▶ **Task**: Locate the line containing "Extract all readable text from this page." in the entries below, then retype it and every later line exactly, leaving out pictures.

▶ **Saved entries**:

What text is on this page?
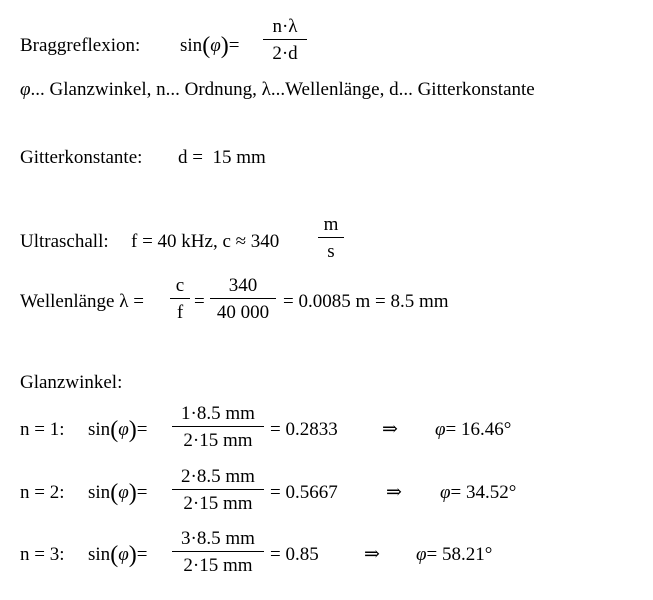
Braggreflexion: sin(φ)=
n·λ
2·d
φ... Glanzwinkel, n... Ordnung, λ...Wellenlänge, d... Gitterkonstante
Gitterkonstante: d =  15 mm
Ultraschall: f = 40 kHz, c ≈ 340
m
s
Wellenlänge λ =
c
f
=
340
40 000
= 0.0085 m = 8.5 mm
Glanzwinkel:
n = 1: sin(φ)=
1·8.5 mm
2·15 mm
= 0.2833 ⇒ φ= 16.46°
n = 2: sin(φ)=
2·8.5 mm
2·15 mm
= 0.5667	⇒ φ= 34.52°
n = 3: sin(φ)=
3·8.5 mm
2·15 mm
= 0.85 ⇒ φ= 58.21°
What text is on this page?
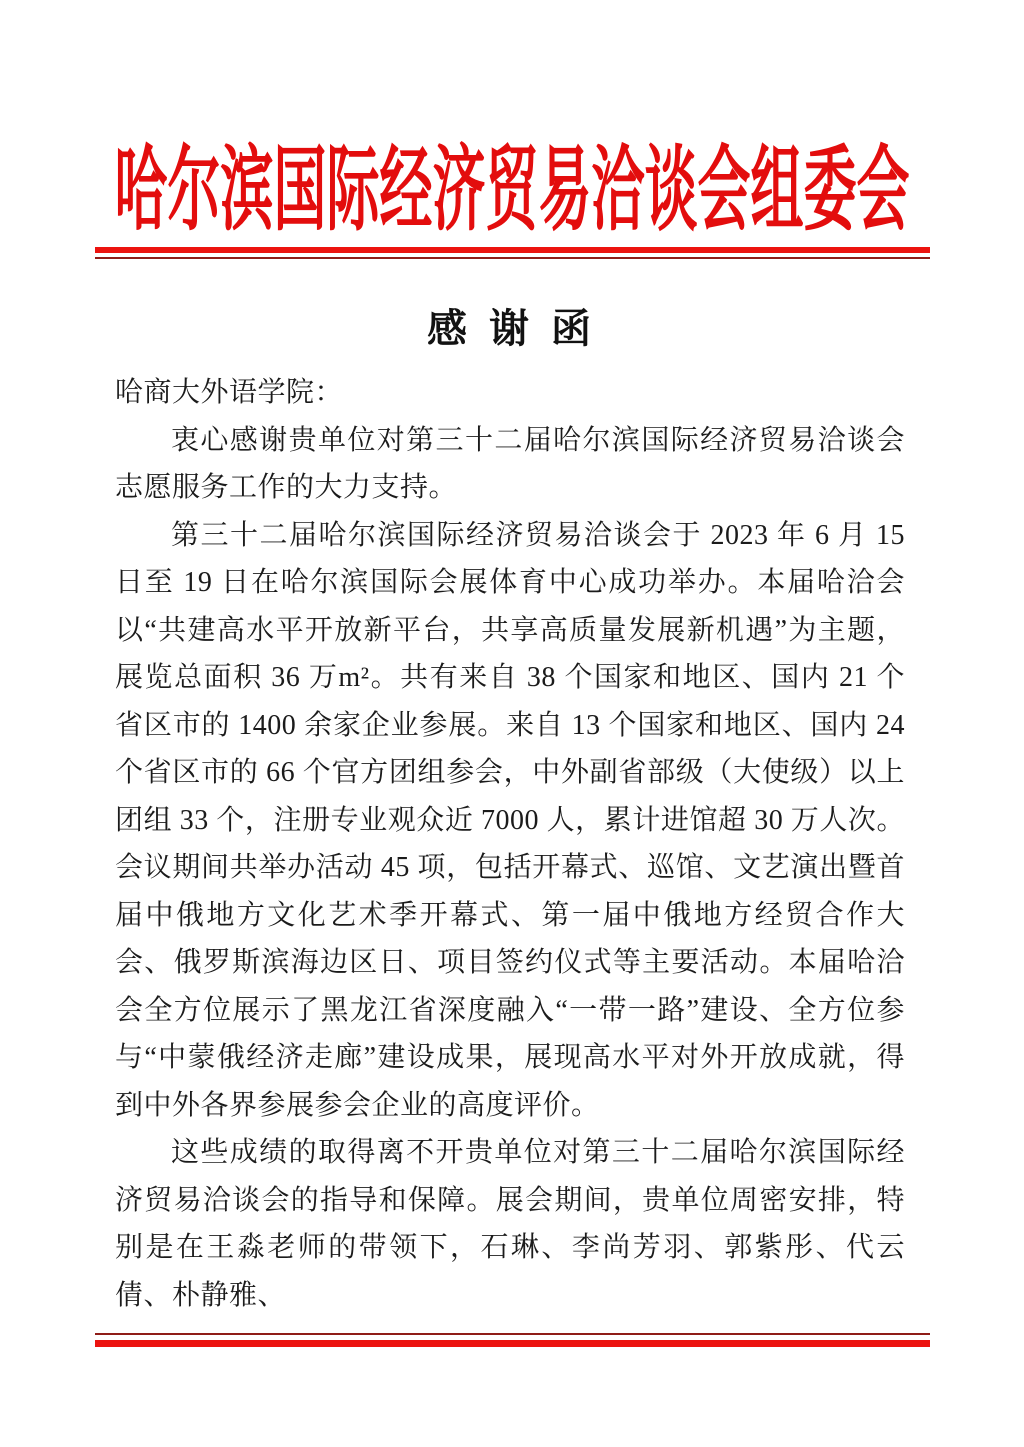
哈尔滨国际经济贸易洽谈会组委会
感 谢 函

哈商大外语学院：

衷心感谢贵单位对第三十二届哈尔滨国际经济贸易洽谈会志愿服务工作的大力支持。

第三十二届哈尔滨国际经济贸易洽谈会于 2023 年 6 月 15 日至 19 日在哈尔滨国际会展体育中心成功举办。本届哈洽会以“共建高水平开放新平台，共享高质量发展新机遇”为主题，展览总面积 36 万m²。共有来自 38 个国家和地区、国内 21 个省区市的 1400 余家企业参展。来自 13 个国家和地区、国内 24 个省区市的 66 个官方团组参会，中外副省部级（大使级）以上团组 33 个，注册专业观众近 7000 人，累计进馆超 30 万人次。会议期间共举办活动 45 项，包括开幕式、巡馆、文艺演出暨首届中俄地方文化艺术季开幕式、第一届中俄地方经贸合作大会、俄罗斯滨海边区日、项目签约仪式等主要活动。本届哈洽会全方位展示了黑龙江省深度融入“一带一路”建设、全方位参与“中蒙俄经济走廊”建设成果，展现高水平对外开放成就，得到中外各界参展参会企业的高度评价。

这些成绩的取得离不开贵单位对第三十二届哈尔滨国际经济贸易洽谈会的指导和保障。展会期间，贵单位周密安排，特别是在王淼老师的带领下，石琳、李尚芳羽、郭紫彤、代云倩、朴静雅、
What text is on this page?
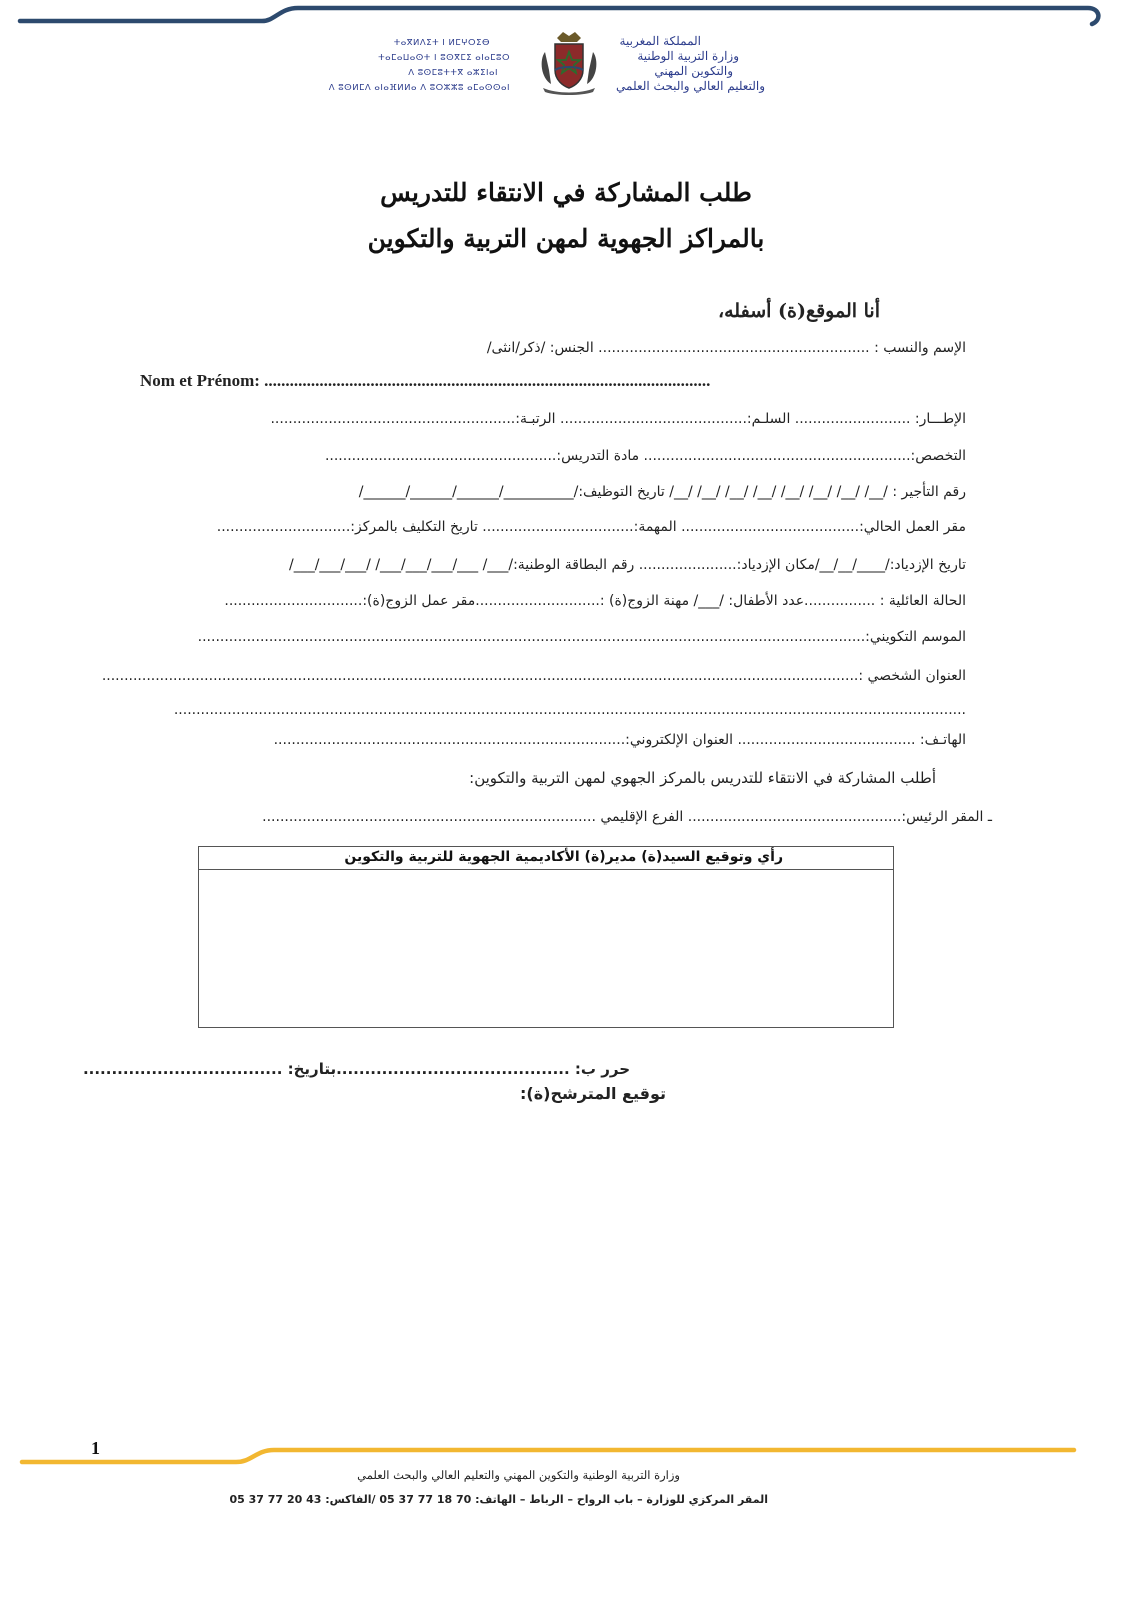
ⵜⴰⴳⵍⴷⵉⵜ ⵏ ⵍⵎⵖⵔⵉⴱ
ⵜⴰⵎⴰⵡⴰⵙⵜ ⵏ ⵓⵙⴳⵎⵉ ⴰⵏⴰⵎⵓⵔ
ⴷ ⵓⵙⵎⵓⵜⵜⴳ ⴰⵣⵉⵏⴰⵏ
ⴷ ⵓⵙⵍⵎⴷ ⴰⵏⴰⴼⵍⵍⴰ ⴷ ⵓⵔⵣⵣⵓ ⴰⵎⴰⵙⵙⴰⵏ
المملكة المغربية
وزارة التربية الوطنية
والتكوين المهني
والتعليم العالي والبحث العلمي
طلب المشاركة في الانتقاء للتدريس
بالمراكز الجهوية لمهن التربية والتكوين
أنا الموقع(ة) أسفله،
الإسم والنسب : ............................................................. الجنس: /ذكر/انثى/
Nom et Prénom: .........................................................................................................
الإطـــار: .......................... السلـم:.......................................... الرتبـة:.......................................................
التخصص:............................................................ مادة التدريس:....................................................
رقم التأجير : /__/ /__/ /__/ /__/ /__/ /__/ /__/ /__/ تاريخ التوظيف:/__________/______/______/______/
مقر العمل الحالي:........................................ المهمة:.................................. تاريخ التكليف بالمركز:..............................
تاريخ الإزدياد:/____/__/__/مكان الإزدياد:...................... رقم البطاقة الوطنية:/___/ ___/___/___/___/ /___/___/___/
الحالة العائلية : ................عدد الأطفال: /___/ مهنة الزوج(ة) :............................مقر عمل الزوج(ة):...............................
الموسم التكويني:......................................................................................................................................................
العنوان الشخصي :..........................................................................................................................................................................
..................................................................................................................................................................................
الهاتـف: ........................................ العنوان الإلكتروني:...............................................................................
أطلب المشاركة في الانتقاء للتدريس بالمركز الجهوي لمهن التربية والتكوين:
ـ المقر الرئيس:................................................ الفرع الإقليمي ...........................................................................
رأي وتوقيع السيد(ة) مدير(ة) الأكاديمية الجهوية للتربية والتكوين
حرر ب: .........................................بتاريخ: ...................................
توقيع المترشح(ة):
1
وزارة التربية الوطنية والتكوين المهني والتعليم العالي والبحث العلمي
المقر المركزي للوزارة – باب الرواح – الرباط – الهاتف: 70 18 77 37 05 /الفاكس: 43 20 77 37 05
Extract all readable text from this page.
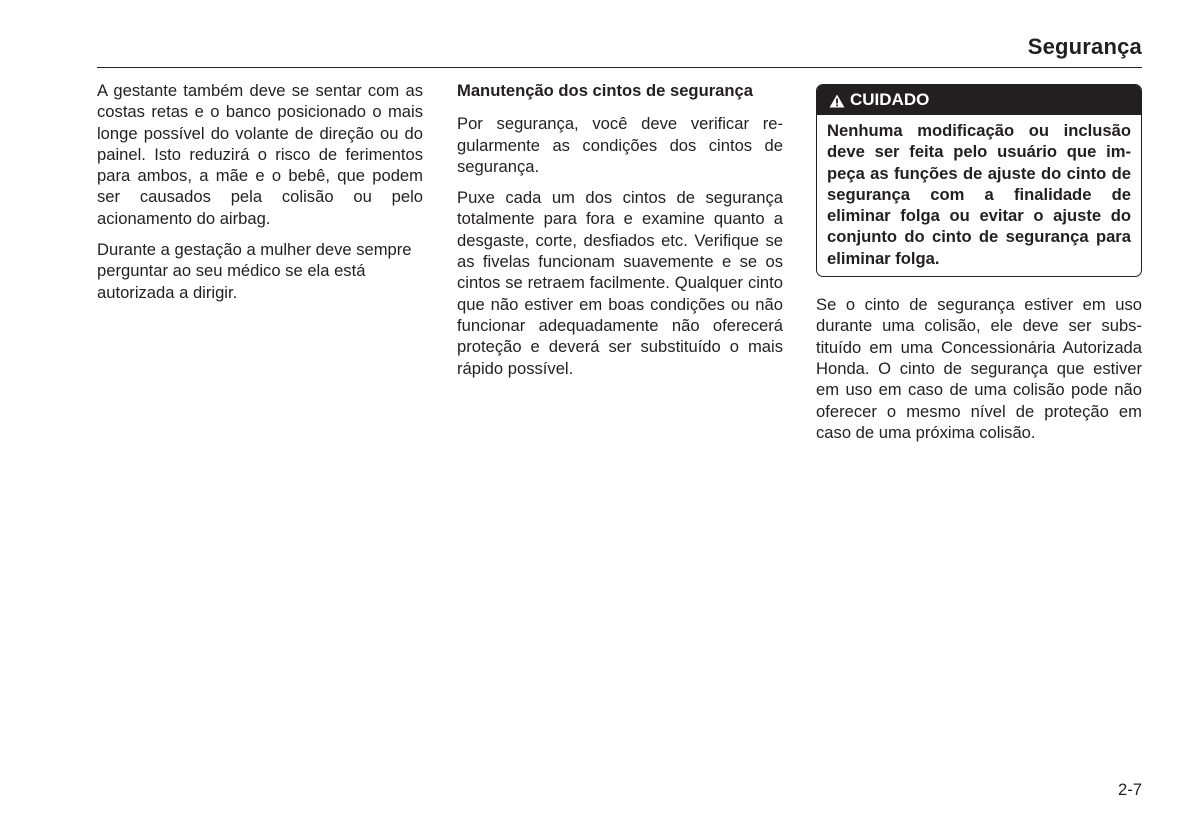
Segurança

A gestante também deve se sentar com as costas retas e o banco posicionado o mais longe possível do volante de direção ou do painel. Isto reduzirá o risco de ferimentos para ambos, a mãe e o bebê, que podem ser causados pela colisão ou pelo acionamento do airbag.

Durante a gestação a mulher deve sempre perguntar ao seu médico se ela está autorizada a dirigir.

Manutenção dos cintos de segurança

Por segurança, você deve verificar regularmente as condições dos cintos de segurança.

Puxe cada um dos cintos de segurança totalmente para fora e examine quanto a desgaste, corte, desfiados etc. Verifique se as fivelas funcionam suavemente e se os cintos se retraem facilmente. Qualquer cinto que não estiver em boas condições ou não funcionar adequadamente não oferecerá proteção e deverá ser substituído o mais rápido possível.

CUIDADO
Nenhuma modificação ou inclusão deve ser feita pelo usuário que impeça as funções de ajuste do cinto de segurança com a finalidade de eliminar folga ou evitar o ajuste do conjunto do cinto de segurança para eliminar folga.

Se o cinto de segurança estiver em uso durante uma colisão, ele deve ser substituído em uma Concessionária Autorizada Honda. O cinto de segurança que estiver em uso em caso de uma colisão pode não oferecer o mesmo nível de proteção em caso de uma próxima colisão.

2-7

▶ **Answer**:
Extract all readable text from this page.
Segurança

A gestante também deve se sentar com as costas retas e o banco posicionado o mais longe possível do volante de direção ou do painel. Isto reduzirá o risco de ferimentos para ambos, a mãe e o bebê, que podem ser causados pela colisão ou pelo acionamento do airbag.

Durante a gestação a mulher deve sempre perguntar ao seu médico se ela está autorizada a dirigir.

Manutenção dos cintos de segurança

Por segurança, você deve verificar regularmente as condições dos cintos de segurança.

Puxe cada um dos cintos de segurança totalmente para fora e examine quanto a desgaste, corte, desfiados etc. Verifique se as fivelas funcionam suavemente e se os cintos se retraem facilmente. Qualquer cinto que não estiver em boas condições ou não funcionar adequadamente não oferecerá proteção e deverá ser substituído o mais rápido possível.

CUIDADO
Nenhuma modificação ou inclusão deve ser feita pelo usuário que impeça as funções de ajuste do cinto de segurança com a finalidade de eliminar folga ou evitar o ajuste do conjunto do cinto de segurança para eliminar folga.

Se o cinto de segurança estiver em uso durante uma colisão, ele deve ser substituído em uma Concessionária Autorizada Honda. O cinto de segurança que estiver em uso em caso de uma colisão pode não oferecer o mesmo nível de proteção em caso de uma próxima colisão.

2-7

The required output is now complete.